• RECORDS FOR THIS TASK
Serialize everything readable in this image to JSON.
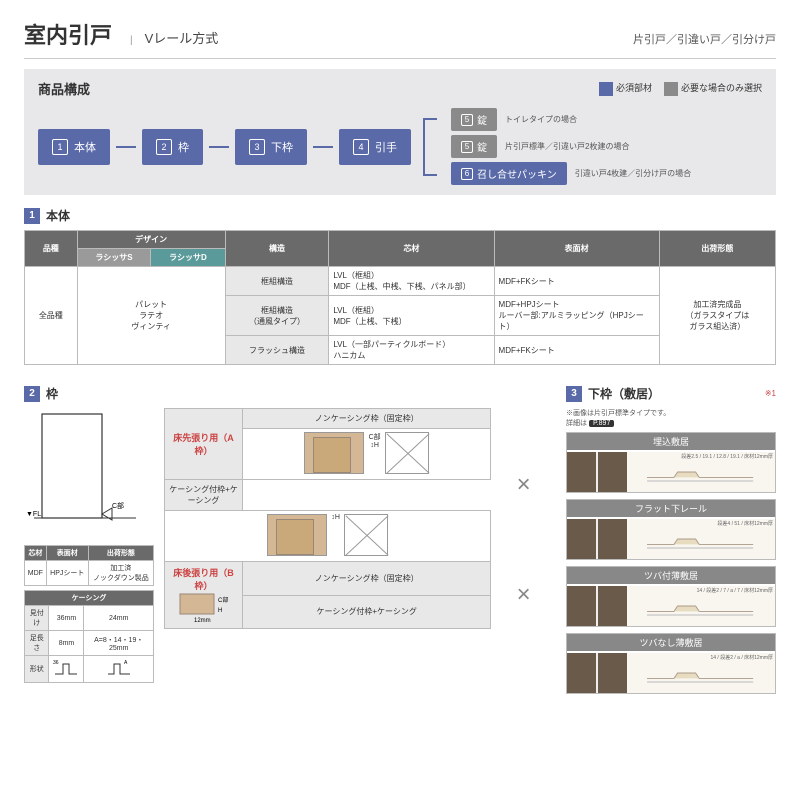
{
  "header": {
    "title": "室内引戸",
    "subtitle": "Vレール方式",
    "right": "片引戸／引違い戸／引分け戸"
  },
  "compo": {
    "title": "商品構成",
    "legend": [
      {
        "color": "#5a6aa8",
        "label": "必須部材"
      },
      {
        "color": "#8a8a8a",
        "label": "必要な場合のみ選択"
      }
    ],
    "main": [
      {
        "n": "1",
        "label": "本体"
      },
      {
        "n": "2",
        "label": "枠"
      },
      {
        "n": "3",
        "label": "下枠"
      },
      {
        "n": "4",
        "label": "引手"
      }
    ],
    "branch": [
      {
        "n": "5",
        "label": "錠",
        "cls": "gray",
        "note": "トイレタイプの場合"
      },
      {
        "n": "5",
        "label": "錠",
        "cls": "gray",
        "note": "片引戸標準／引違い戸2枚建の場合"
      },
      {
        "n": "6",
        "label": "召し合せパッキン",
        "cls": "blue",
        "note": "引違い戸4枚建／引分け戸の場合"
      }
    ]
  },
  "sec1": {
    "num": "1",
    "title": "本体",
    "headers": {
      "hinshu": "品種",
      "design": "デザイン",
      "ls": "ラシッサS",
      "ld": "ラシッサD",
      "kouzou": "構造",
      "shin": "芯材",
      "hyomen": "表面材",
      "shukka": "出荷形態"
    },
    "row1": {
      "hinshu": "全品種",
      "designs": "パレット\nラテオ\nヴィンティ"
    },
    "rows": [
      {
        "k": "框組構造",
        "s": "LVL（框組）\nMDF（上桟、中桟、下桟、パネル部）",
        "h": "MDF+FKシート"
      },
      {
        "k": "框組構造\n（通風タイプ）",
        "s": "LVL（框組）\nMDF（上桟、下桟）",
        "h": "MDF+HPJシート\nルーバー部:アルミラッピング（HPJシート）"
      },
      {
        "k": "フラッシュ構造",
        "s": "LVL（一部パーティクルボード）\nハニカム",
        "h": "MDF+FKシート"
      }
    ],
    "shukka": "加工済完成品\n（ガラスタイプは\nガラス組込済）"
  },
  "sec2": {
    "num": "2",
    "title": "枠",
    "mini": {
      "h": [
        "芯材",
        "表面材",
        "出荷形態"
      ],
      "r": [
        "MDF",
        "HPJシート",
        "加工済\nノックダウン製品"
      ]
    },
    "casing": {
      "title": "ケーシング",
      "h": [
        "",
        "36mm",
        "24mm"
      ],
      "r1": [
        "見付け",
        "36mm",
        "24mm"
      ],
      "r2": [
        "足長さ",
        "8mm",
        "A=8・14・19・25mm"
      ],
      "r3": "形状"
    },
    "labels": {
      "a": "床先張り用（A枠）",
      "b": "床後張り用（B枠）",
      "nc": "ノンケーシング枠（固定枠）",
      "kc": "ケーシング付枠+ケーシング",
      "c": "C部",
      "h": "H",
      "d12": "12mm"
    }
  },
  "sec3": {
    "num": "3",
    "title": "下枠（敷居）",
    "star": "※1",
    "note1": "※画像は片引戸標準タイプです。",
    "note2": "詳細は",
    "ref": "P.897",
    "items": [
      {
        "t": "埋込敷居",
        "dims": "段差2.5 / 19.1 / 12.8 / 19.1 / 床材12mm厚"
      },
      {
        "t": "フラット下レール",
        "dims": "段差4 / 51 / 床材12mm厚"
      },
      {
        "t": "ツバ付薄敷居",
        "dims": "14 / 段差2 / 7 / a / 7 / 床材12mm厚"
      },
      {
        "t": "ツバなし薄敷居",
        "dims": "14 / 段差2 / a / 床材12mm厚"
      }
    ]
  }
}
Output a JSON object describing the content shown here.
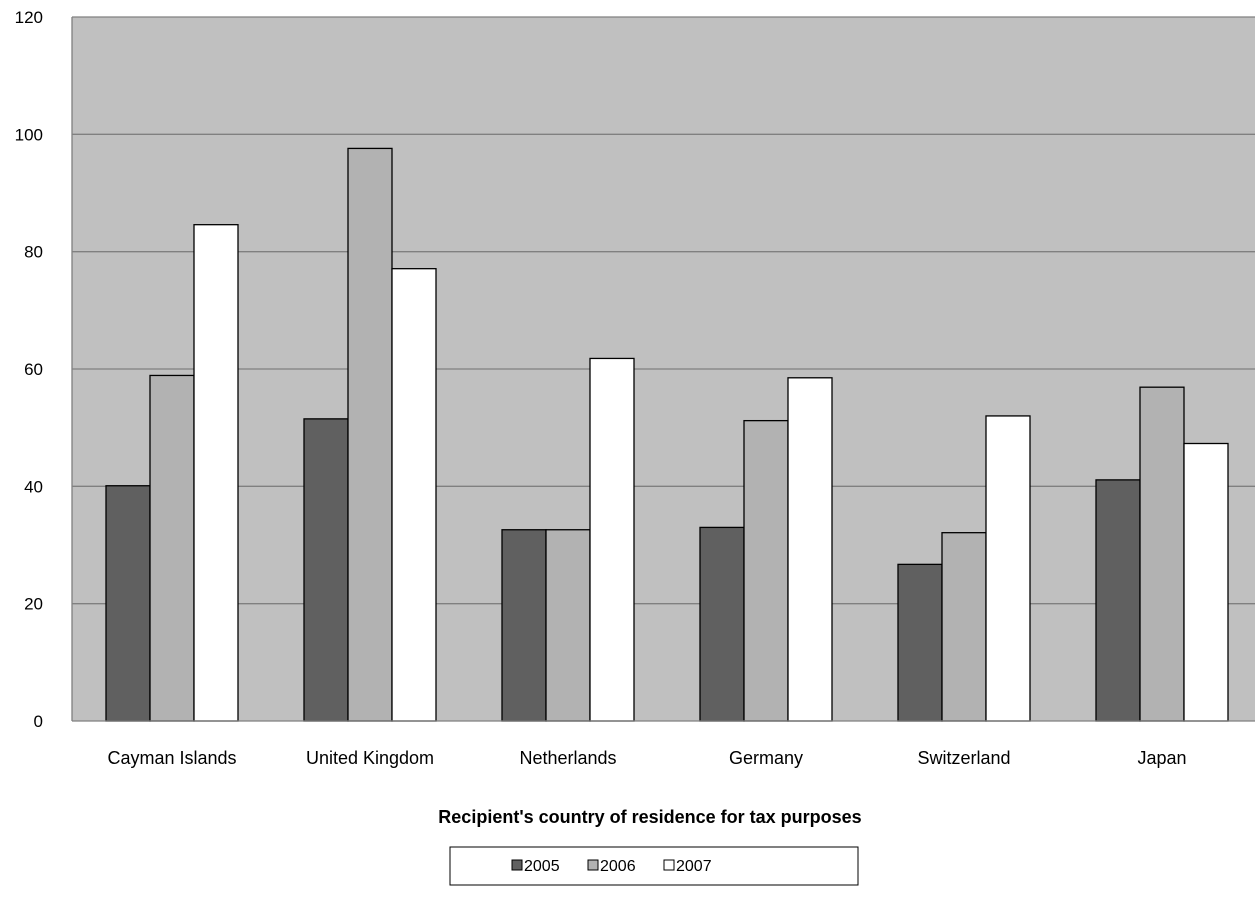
{
  "chart_data": {
    "type": "bar",
    "title": "",
    "xlabel": "Recipient's country of residence for tax purposes",
    "ylabel": "",
    "ylim": [
      0,
      120
    ],
    "yticks": [
      0,
      20,
      40,
      60,
      80,
      100,
      120
    ],
    "grid": true,
    "legend_position": "bottom",
    "categories": [
      "Cayman Islands",
      "United Kingdom",
      "Netherlands",
      "Germany",
      "Switzerland",
      "Japan"
    ],
    "series": [
      {
        "name": "2005",
        "color": "#606060",
        "values": [
          40.1,
          51.5,
          32.6,
          33.0,
          26.7,
          41.1
        ]
      },
      {
        "name": "2006",
        "color": "#b2b2b2",
        "values": [
          58.9,
          97.6,
          32.6,
          51.2,
          32.1,
          56.9
        ]
      },
      {
        "name": "2007",
        "color": "#ffffff",
        "values": [
          84.6,
          77.1,
          61.8,
          58.5,
          52.0,
          47.3
        ]
      }
    ],
    "plot_background": "#c0c0c0",
    "gridline_color": "#808080"
  }
}
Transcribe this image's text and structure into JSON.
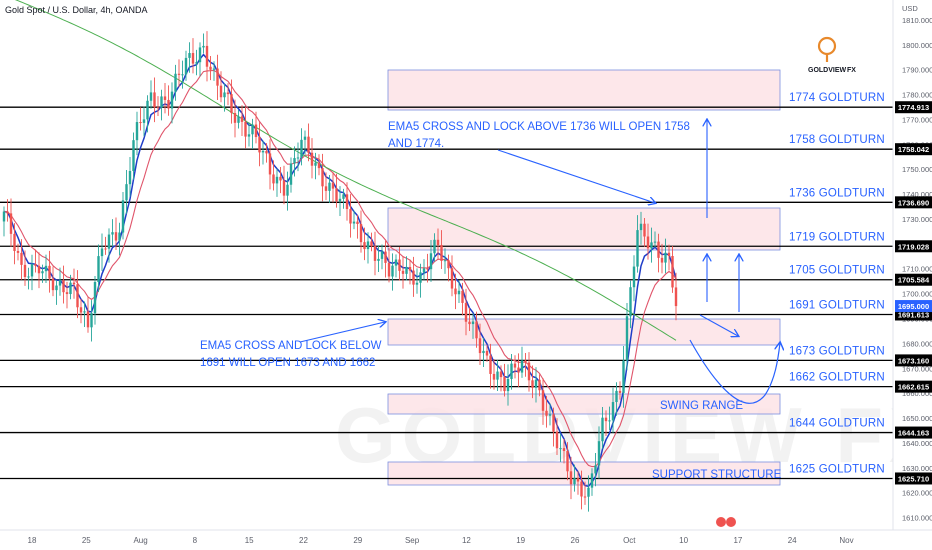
{
  "header": {
    "ticker_label": "Gold Spot / U.S. Dollar, 4h, OANDA",
    "currency": "USD"
  },
  "brand": {
    "name": "GOLDVIEW",
    "suffix": "FX",
    "accent_color": "#e8892b",
    "watermark": "GOLDVIEW FX"
  },
  "colors": {
    "candle_up": "#26a69a",
    "candle_down": "#ef5350",
    "ema_fast": "#1e3cc8",
    "ema_mid": "#e0556b",
    "ema_slow": "#4caf50",
    "annotation": "#2962ff",
    "zone_fill": "#fde3e6"
  },
  "chart_data": {
    "type": "candlestick",
    "title": "Gold Spot / U.S. Dollar, 4h, OANDA",
    "ylabel": "USD",
    "ylim": [
      1605,
      1818
    ],
    "y_ticks": [
      1610,
      1620,
      1630,
      1640,
      1650,
      1660,
      1670,
      1680,
      1690,
      1700,
      1710,
      1720,
      1730,
      1740,
      1750,
      1760,
      1770,
      1780,
      1790,
      1800,
      1810
    ],
    "x_ticks": [
      "18",
      "25",
      "Aug",
      "8",
      "15",
      "22",
      "29",
      "Sep",
      "12",
      "19",
      "26",
      "Oct",
      "10",
      "17",
      "24",
      "Nov"
    ],
    "current_price": 1695.0,
    "price_path": [
      [
        0,
        1733
      ],
      [
        5,
        1708
      ],
      [
        10,
        1713
      ],
      [
        15,
        1700
      ],
      [
        20,
        1704
      ],
      [
        24,
        1686
      ],
      [
        28,
        1718
      ],
      [
        33,
        1728
      ],
      [
        37,
        1760
      ],
      [
        42,
        1779
      ],
      [
        47,
        1778
      ],
      [
        52,
        1792
      ],
      [
        57,
        1800
      ],
      [
        61,
        1782
      ],
      [
        66,
        1772
      ],
      [
        71,
        1765
      ],
      [
        76,
        1748
      ],
      [
        80,
        1744
      ],
      [
        85,
        1760
      ],
      [
        90,
        1749
      ],
      [
        95,
        1740
      ],
      [
        100,
        1727
      ],
      [
        105,
        1719
      ],
      [
        110,
        1708
      ],
      [
        114,
        1712
      ],
      [
        119,
        1705
      ],
      [
        124,
        1720
      ],
      [
        129,
        1703
      ],
      [
        133,
        1686
      ],
      [
        138,
        1674
      ],
      [
        143,
        1663
      ],
      [
        148,
        1672
      ],
      [
        152,
        1665
      ],
      [
        157,
        1642
      ],
      [
        162,
        1628
      ],
      [
        167,
        1618
      ],
      [
        171,
        1646
      ],
      [
        176,
        1664
      ],
      [
        181,
        1724
      ],
      [
        186,
        1720
      ],
      [
        190,
        1713
      ],
      [
        192,
        1695
      ]
    ],
    "series": [
      {
        "name": "EMA5",
        "color": "#1e3cc8"
      },
      {
        "name": "EMA",
        "color": "#e0556b"
      },
      {
        "name": "EMA",
        "color": "#4caf50"
      }
    ],
    "levels": [
      {
        "label": "1774 GOLDTURN",
        "price": 1774.913,
        "tag": "1774.913"
      },
      {
        "label": "1758 GOLDTURN",
        "price": 1758.042,
        "tag": "1758.042"
      },
      {
        "label": "1736 GOLDTURN",
        "price": 1736.69,
        "tag": "1736.690"
      },
      {
        "label": "1719 GOLDTURN",
        "price": 1719.028,
        "tag": "1719.028"
      },
      {
        "label": "1705 GOLDTURN",
        "price": 1705.584,
        "tag": "1705.584"
      },
      {
        "label": "1691 GOLDTURN",
        "price": 1691.613,
        "tag": "1691.613"
      },
      {
        "label": "1673 GOLDTURN",
        "price": 1673.16,
        "tag": "1673.160"
      },
      {
        "label": "1662 GOLDTURN",
        "price": 1662.615,
        "tag": "1662.615"
      },
      {
        "label": "1644 GOLDTURN",
        "price": 1644.163,
        "tag": "1644.163"
      },
      {
        "label": "1625 GOLDTURN",
        "price": 1625.71,
        "tag": "1625.710"
      }
    ],
    "current_tag": "1695.000",
    "annotations": [
      {
        "lines": [
          "EMA5 CROSS AND LOCK ABOVE 1736 WILL OPEN 1758",
          "AND 1774."
        ]
      },
      {
        "lines": [
          "EMA5 CROSS AND LOCK BELOW",
          "1691 WILL OPEN 1673 AND 1662"
        ]
      }
    ],
    "zones": [
      {
        "label": ""
      },
      {
        "label": ""
      },
      {
        "label": ""
      },
      {
        "label": "SWING RANGE"
      },
      {
        "label": "SUPPORT STRUCTURE"
      }
    ],
    "grid": false
  }
}
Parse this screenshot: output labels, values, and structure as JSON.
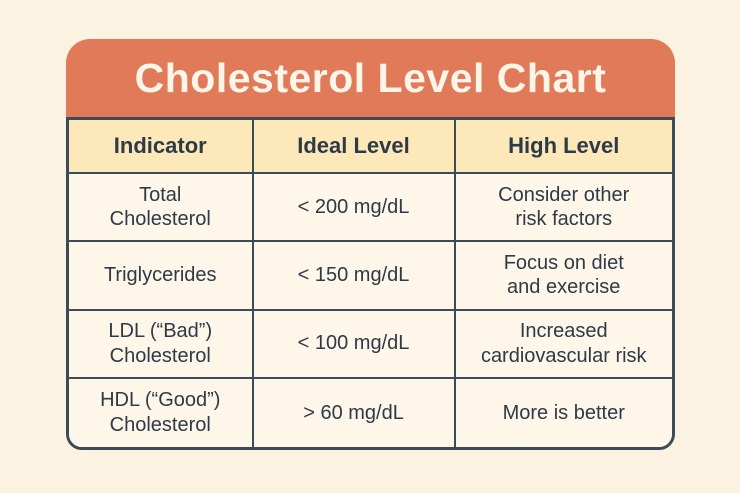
{
  "page": {
    "title": "Cholesterol Level Chart"
  },
  "colors": {
    "page_background": "#FBF2E1",
    "header_background": "#E07A58",
    "header_text": "#FCF5E8",
    "column_header_background": "#FCE8B8",
    "cell_background": "#FDF6E9",
    "border": "#3C4B58",
    "text": "#2E3A48"
  },
  "table": {
    "headers": [
      "Indicator",
      "Ideal Level",
      "High Level"
    ],
    "rows": [
      {
        "indicator": "Total\nCholesterol",
        "ideal": "< 200 mg/dL",
        "high": "Consider other\nrisk factors"
      },
      {
        "indicator": "Triglycerides",
        "ideal": "< 150 mg/dL",
        "high": "Focus on diet\nand exercise"
      },
      {
        "indicator": "LDL (“Bad”)\nCholesterol",
        "ideal": "< 100 mg/dL",
        "high": "Increased\ncardiovascular risk"
      },
      {
        "indicator": "HDL (“Good”)\nCholesterol",
        "ideal": "> 60 mg/dL",
        "high": "More is better"
      }
    ]
  },
  "chart_data": {
    "type": "table",
    "title": "Cholesterol Level Chart",
    "columns": [
      "Indicator",
      "Ideal Level",
      "High Level"
    ],
    "rows": [
      [
        "Total Cholesterol",
        "< 200 mg/dL",
        "Consider other risk factors"
      ],
      [
        "Triglycerides",
        "< 150 mg/dL",
        "Focus on diet and exercise"
      ],
      [
        "LDL (“Bad”) Cholesterol",
        "< 100 mg/dL",
        "Increased cardiovascular risk"
      ],
      [
        "HDL (“Good”) Cholesterol",
        "> 60 mg/dL",
        "More is better"
      ]
    ]
  }
}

• PROBLEM
Look through the material above. Copy each line where the word "name" appears.

• WRITTEN REPLY
        "name": "2005",
        "name": "2006",
        "name": "2007",
    "name": "GOLDVIEW",
        "name": "EMA5",
        "name": "EMA",
        "name": "EMA",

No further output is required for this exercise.